== Directions for this task ==
Reply with nothing except the number of lines that contain the word "grid".
================================
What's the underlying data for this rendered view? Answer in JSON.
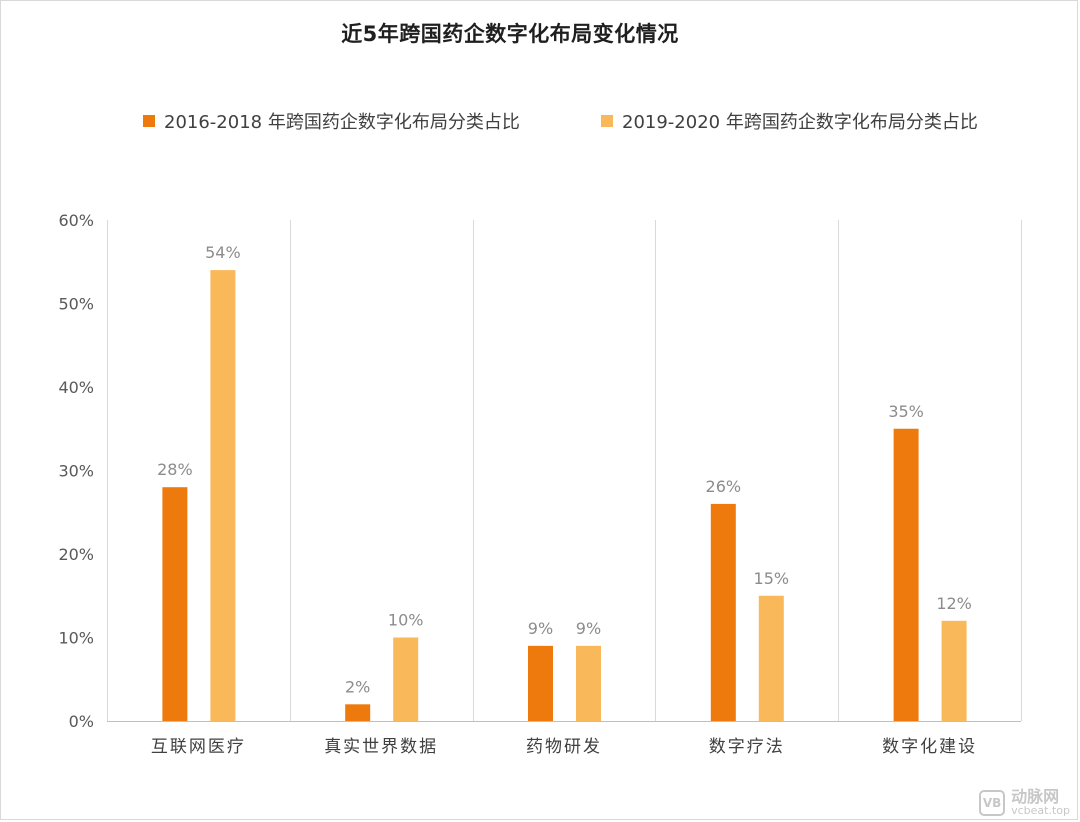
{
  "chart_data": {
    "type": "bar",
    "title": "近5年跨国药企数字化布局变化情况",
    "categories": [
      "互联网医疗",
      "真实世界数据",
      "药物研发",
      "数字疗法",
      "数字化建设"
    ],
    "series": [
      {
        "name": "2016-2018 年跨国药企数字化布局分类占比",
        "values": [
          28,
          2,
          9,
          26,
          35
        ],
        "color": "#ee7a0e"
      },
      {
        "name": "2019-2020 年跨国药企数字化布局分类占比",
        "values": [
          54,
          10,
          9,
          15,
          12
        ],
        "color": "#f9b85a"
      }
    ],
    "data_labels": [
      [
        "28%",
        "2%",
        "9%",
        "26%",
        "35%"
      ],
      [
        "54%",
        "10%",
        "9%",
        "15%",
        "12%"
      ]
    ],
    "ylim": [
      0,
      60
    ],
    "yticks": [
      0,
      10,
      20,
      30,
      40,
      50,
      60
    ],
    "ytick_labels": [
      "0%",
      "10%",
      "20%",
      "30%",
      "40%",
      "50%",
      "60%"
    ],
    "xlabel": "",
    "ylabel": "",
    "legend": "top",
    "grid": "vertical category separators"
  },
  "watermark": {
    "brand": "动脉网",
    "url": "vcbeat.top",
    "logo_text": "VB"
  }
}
================================
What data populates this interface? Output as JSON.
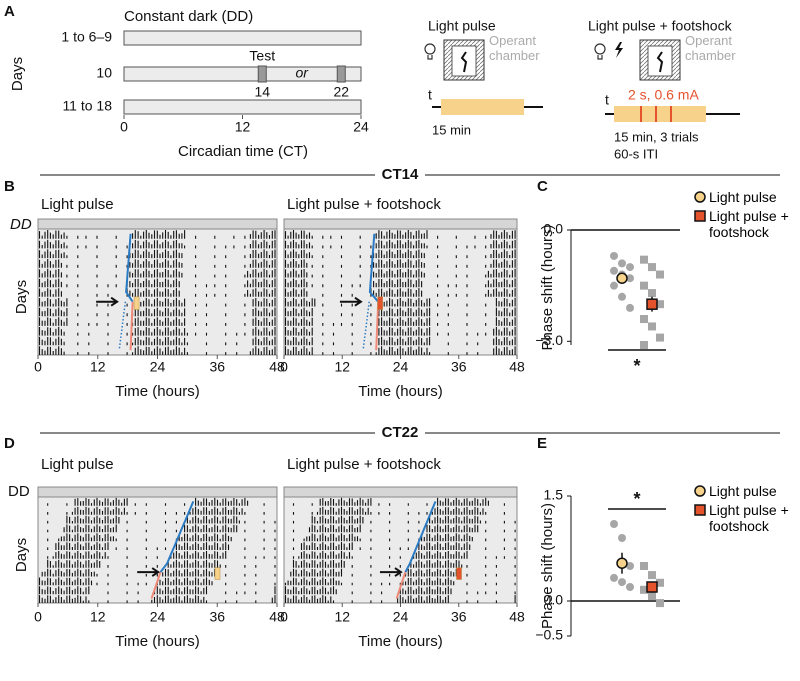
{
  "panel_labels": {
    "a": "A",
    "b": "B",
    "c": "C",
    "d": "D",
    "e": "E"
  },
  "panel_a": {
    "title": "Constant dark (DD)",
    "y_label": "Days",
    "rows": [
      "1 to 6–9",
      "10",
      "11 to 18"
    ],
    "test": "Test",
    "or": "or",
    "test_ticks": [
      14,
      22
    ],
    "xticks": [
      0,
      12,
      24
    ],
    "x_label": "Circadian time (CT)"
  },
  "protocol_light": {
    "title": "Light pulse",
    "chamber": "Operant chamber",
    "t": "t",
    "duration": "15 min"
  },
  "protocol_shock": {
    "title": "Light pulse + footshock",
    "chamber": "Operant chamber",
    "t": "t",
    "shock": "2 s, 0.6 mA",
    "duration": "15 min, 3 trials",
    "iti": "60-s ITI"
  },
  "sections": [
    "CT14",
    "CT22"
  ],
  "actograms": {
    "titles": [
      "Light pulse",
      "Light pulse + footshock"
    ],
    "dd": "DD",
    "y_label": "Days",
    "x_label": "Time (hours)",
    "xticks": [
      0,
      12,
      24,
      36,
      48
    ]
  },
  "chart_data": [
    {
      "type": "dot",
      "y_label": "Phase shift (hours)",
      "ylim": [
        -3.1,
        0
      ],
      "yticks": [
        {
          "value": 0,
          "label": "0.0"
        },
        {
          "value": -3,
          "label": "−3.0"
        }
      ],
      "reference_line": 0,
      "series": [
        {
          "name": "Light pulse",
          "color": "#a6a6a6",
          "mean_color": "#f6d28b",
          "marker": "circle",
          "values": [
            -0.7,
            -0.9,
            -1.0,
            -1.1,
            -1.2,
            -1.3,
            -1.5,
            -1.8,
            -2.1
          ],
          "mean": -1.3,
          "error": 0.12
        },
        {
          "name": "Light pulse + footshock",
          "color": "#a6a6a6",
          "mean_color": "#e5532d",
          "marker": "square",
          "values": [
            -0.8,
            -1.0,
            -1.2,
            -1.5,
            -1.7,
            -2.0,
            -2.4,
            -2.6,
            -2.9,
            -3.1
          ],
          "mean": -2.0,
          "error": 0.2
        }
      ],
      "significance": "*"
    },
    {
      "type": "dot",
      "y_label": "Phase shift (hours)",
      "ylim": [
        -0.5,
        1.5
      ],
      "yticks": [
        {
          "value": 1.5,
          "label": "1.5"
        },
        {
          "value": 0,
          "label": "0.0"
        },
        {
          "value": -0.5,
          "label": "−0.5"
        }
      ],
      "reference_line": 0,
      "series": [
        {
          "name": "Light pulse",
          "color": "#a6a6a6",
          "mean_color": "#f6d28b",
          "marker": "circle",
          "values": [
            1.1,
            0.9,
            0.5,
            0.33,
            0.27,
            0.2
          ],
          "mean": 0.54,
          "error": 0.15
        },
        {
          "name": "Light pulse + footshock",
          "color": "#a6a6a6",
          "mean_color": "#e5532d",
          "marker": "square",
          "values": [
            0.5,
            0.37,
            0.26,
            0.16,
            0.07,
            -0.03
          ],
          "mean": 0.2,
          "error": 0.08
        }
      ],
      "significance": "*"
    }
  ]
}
================================
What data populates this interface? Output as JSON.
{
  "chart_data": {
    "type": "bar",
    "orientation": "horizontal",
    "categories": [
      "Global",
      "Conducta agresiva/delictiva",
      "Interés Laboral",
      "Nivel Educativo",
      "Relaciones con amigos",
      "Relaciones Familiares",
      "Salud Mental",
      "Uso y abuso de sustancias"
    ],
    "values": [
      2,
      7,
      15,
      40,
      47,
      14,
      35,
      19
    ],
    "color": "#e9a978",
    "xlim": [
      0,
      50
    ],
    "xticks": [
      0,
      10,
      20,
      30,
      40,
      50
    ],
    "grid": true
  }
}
================================
== Task solution ==
2